# Exercise inputs:
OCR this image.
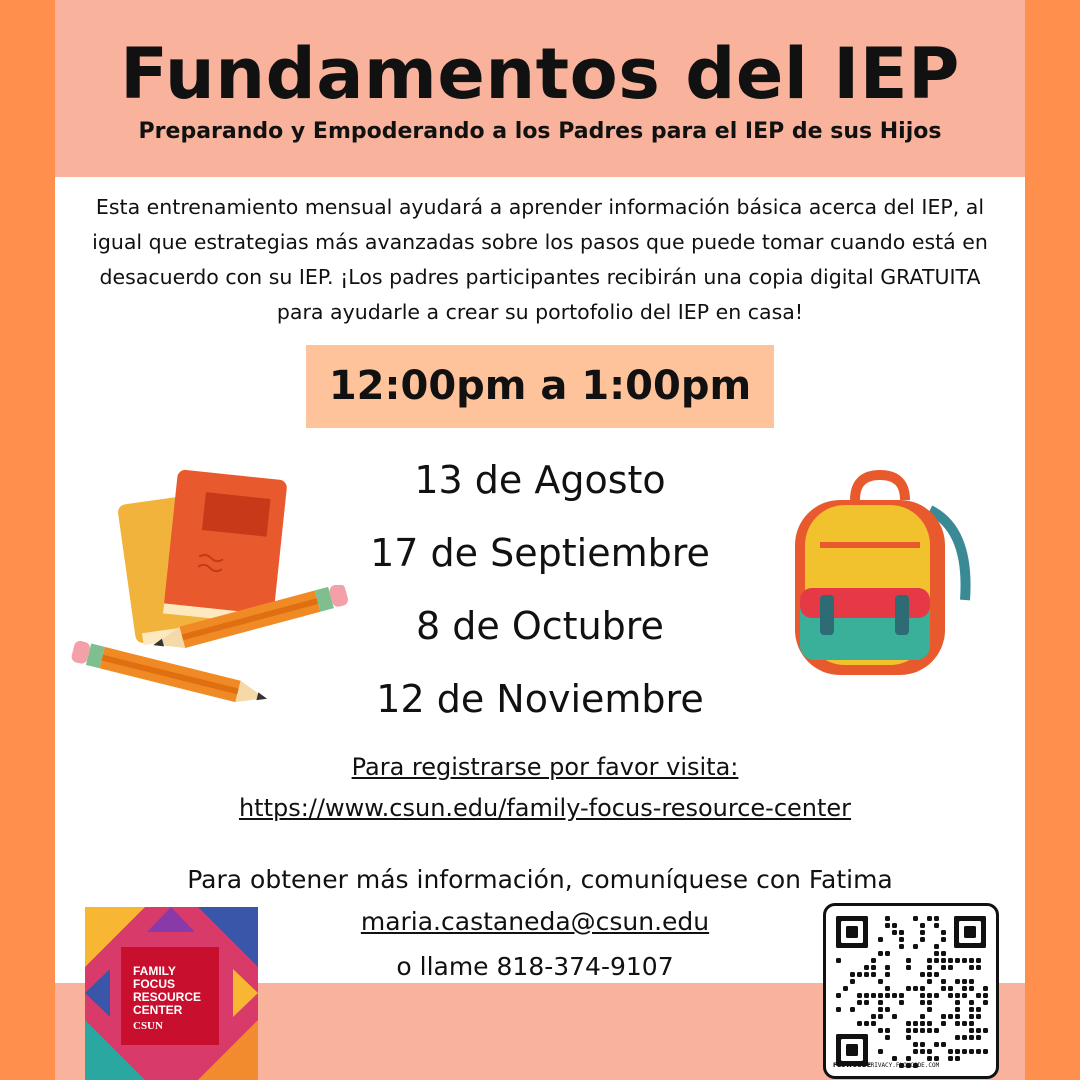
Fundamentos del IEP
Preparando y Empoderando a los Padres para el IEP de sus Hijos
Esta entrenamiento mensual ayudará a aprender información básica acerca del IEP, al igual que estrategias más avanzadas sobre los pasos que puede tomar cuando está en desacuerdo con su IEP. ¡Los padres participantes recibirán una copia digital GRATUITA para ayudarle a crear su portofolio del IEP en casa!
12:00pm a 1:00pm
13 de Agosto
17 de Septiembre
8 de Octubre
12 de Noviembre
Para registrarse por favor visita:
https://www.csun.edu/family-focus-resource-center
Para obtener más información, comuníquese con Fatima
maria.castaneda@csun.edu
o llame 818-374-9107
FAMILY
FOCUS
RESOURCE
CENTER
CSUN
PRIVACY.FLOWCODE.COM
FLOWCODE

---

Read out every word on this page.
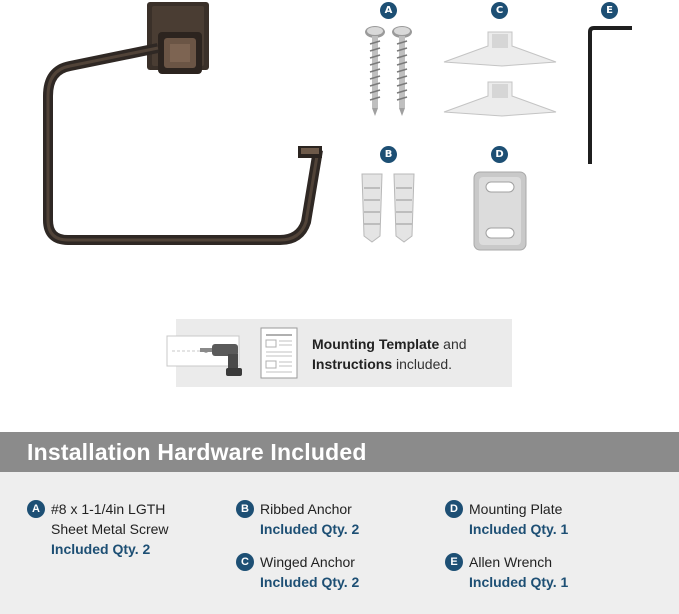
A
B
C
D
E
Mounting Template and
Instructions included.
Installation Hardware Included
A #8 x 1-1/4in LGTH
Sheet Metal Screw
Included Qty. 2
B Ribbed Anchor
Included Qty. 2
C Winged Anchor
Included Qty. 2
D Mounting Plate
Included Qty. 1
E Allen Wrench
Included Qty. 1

# To do:
Above are records; say how many of their lines contain the word "this", giving only the number.

# Answer to the exercise:
2